(Data entries)
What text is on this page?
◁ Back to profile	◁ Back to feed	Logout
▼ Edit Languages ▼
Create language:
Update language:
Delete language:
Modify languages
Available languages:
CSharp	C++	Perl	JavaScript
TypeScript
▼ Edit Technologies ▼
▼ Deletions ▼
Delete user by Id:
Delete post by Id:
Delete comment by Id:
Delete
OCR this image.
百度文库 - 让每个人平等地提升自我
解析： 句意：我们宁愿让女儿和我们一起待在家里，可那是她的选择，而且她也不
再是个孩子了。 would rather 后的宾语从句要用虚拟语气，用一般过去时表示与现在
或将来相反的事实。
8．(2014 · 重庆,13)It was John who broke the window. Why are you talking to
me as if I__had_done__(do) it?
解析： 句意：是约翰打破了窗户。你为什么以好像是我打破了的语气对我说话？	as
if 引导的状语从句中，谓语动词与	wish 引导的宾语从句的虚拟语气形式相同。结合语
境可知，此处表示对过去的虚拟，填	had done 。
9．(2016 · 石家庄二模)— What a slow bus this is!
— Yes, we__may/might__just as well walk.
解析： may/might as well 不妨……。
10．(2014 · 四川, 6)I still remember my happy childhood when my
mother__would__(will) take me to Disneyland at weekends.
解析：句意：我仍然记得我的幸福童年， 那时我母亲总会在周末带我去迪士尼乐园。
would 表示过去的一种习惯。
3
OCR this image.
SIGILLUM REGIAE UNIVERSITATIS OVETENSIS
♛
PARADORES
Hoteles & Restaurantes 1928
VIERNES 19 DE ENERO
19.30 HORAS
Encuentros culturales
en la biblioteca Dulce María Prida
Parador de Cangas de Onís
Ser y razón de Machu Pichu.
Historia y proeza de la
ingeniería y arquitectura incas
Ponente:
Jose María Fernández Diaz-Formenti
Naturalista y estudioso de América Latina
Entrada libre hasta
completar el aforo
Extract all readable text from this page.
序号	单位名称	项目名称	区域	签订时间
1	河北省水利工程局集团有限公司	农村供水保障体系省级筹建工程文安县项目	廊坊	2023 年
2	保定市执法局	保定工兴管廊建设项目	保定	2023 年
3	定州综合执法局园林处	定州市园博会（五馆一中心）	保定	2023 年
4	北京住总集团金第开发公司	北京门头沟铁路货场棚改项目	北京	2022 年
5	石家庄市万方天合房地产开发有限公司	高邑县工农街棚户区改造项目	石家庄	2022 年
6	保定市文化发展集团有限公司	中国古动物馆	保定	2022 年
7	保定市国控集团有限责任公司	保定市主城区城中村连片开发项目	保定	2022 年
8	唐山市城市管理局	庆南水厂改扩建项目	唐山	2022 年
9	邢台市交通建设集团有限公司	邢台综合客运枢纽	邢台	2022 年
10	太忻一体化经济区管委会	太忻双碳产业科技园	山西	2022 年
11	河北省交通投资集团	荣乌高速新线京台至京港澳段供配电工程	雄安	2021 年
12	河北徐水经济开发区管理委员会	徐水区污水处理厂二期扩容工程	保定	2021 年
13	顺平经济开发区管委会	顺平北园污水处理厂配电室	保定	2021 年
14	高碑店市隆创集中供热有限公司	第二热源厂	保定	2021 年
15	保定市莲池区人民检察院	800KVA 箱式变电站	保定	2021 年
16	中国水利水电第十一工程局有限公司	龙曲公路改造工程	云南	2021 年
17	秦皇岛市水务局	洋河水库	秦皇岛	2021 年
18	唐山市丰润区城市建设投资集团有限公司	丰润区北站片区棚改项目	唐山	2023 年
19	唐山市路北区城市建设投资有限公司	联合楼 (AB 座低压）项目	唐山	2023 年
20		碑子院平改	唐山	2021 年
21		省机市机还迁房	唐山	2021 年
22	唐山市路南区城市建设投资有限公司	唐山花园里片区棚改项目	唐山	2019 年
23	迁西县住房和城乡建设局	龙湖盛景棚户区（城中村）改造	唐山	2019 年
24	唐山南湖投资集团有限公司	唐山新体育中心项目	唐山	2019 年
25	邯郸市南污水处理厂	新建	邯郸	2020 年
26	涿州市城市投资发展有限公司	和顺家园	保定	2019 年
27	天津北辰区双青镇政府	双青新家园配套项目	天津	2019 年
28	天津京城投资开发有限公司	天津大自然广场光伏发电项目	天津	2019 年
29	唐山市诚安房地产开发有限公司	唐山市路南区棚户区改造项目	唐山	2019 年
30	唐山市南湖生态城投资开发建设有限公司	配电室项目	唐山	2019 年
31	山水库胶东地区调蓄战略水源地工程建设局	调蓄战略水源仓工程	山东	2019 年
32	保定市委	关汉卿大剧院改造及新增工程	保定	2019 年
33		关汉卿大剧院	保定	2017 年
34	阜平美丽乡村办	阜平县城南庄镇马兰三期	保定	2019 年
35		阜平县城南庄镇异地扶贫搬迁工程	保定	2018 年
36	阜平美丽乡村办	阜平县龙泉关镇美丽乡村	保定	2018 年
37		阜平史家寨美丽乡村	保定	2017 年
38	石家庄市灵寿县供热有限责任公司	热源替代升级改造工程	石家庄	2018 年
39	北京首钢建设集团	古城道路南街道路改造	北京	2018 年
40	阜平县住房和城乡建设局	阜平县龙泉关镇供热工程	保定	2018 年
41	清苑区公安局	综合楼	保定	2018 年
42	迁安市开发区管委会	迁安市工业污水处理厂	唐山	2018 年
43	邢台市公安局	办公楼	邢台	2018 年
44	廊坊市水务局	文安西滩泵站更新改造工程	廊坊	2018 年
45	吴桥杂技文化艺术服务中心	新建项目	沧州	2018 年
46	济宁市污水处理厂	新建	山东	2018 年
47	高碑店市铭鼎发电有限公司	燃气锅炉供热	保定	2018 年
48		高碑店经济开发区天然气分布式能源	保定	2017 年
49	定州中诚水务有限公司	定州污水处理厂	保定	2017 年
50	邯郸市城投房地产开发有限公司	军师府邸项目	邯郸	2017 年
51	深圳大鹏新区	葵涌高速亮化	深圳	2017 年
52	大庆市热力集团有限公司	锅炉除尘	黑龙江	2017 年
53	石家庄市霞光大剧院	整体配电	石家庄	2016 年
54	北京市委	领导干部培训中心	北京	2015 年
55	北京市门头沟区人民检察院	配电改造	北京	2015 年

#### Task description
Gather all lines where the word "What" appears.

#### Written response
What text is on this page?
9．(2016 · 石家庄二模)— What a slow bus this is!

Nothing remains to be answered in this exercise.